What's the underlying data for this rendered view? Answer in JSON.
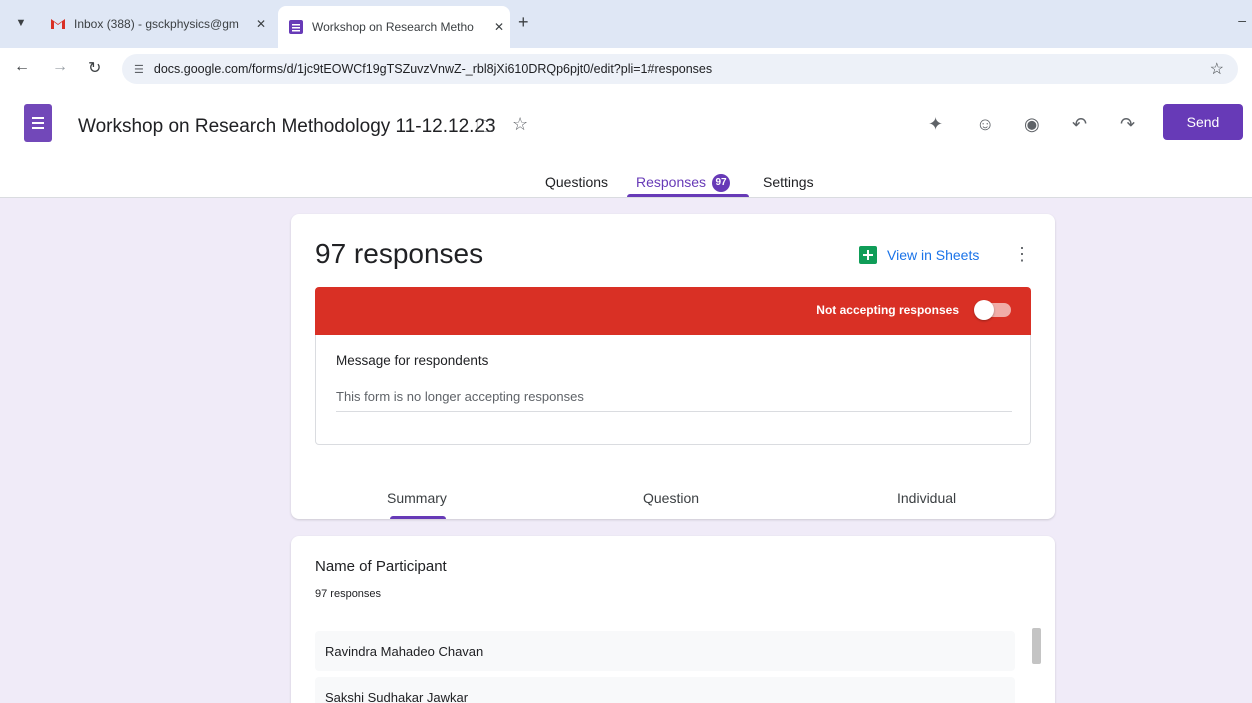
{
  "browser": {
    "tabs": [
      {
        "title": "Inbox (388) - gsckphysics@gm",
        "favicon": "gmail-icon"
      },
      {
        "title": "Workshop on Research Metho",
        "favicon": "forms-icon",
        "active": true
      }
    ],
    "url": "docs.google.com/forms/d/1jc9tEOWCf19gTSZuvzVnwZ-_rbl8jXi610DRQp6pjt0/edit?pli=1#responses"
  },
  "form": {
    "title": "Workshop on Research Methodology 11-12.12.23",
    "send_label": "Send",
    "tabs": {
      "questions": "Questions",
      "responses": "Responses",
      "responses_badge": "97",
      "settings": "Settings"
    }
  },
  "summary": {
    "count_label": "97 responses",
    "view_in_sheets": "View in Sheets",
    "not_accepting": "Not accepting responses",
    "accepting": false,
    "message_label": "Message for respondents",
    "message_value": "This form is no longer accepting responses",
    "subtabs": {
      "summary": "Summary",
      "question": "Question",
      "individual": "Individual"
    }
  },
  "question_card": {
    "title": "Name of Participant",
    "count": "97 responses",
    "answers": [
      "Ravindra Mahadeo Chavan",
      "Sakshi Sudhakar Jawkar"
    ]
  },
  "colors": {
    "accent": "#673ab7",
    "closed_banner": "#d93025",
    "canvas": "#f0ebf8",
    "sheets": "#0f9d58"
  }
}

> _PROMPT_: Pick out and copy every line that contains the word "accepting".

> _OUTPUT FOR THIS EXERCISE_:
    "not_accepting": "Not accepting responses",
    "accepting": false,
    "message_value": "This form is no longer accepting responses",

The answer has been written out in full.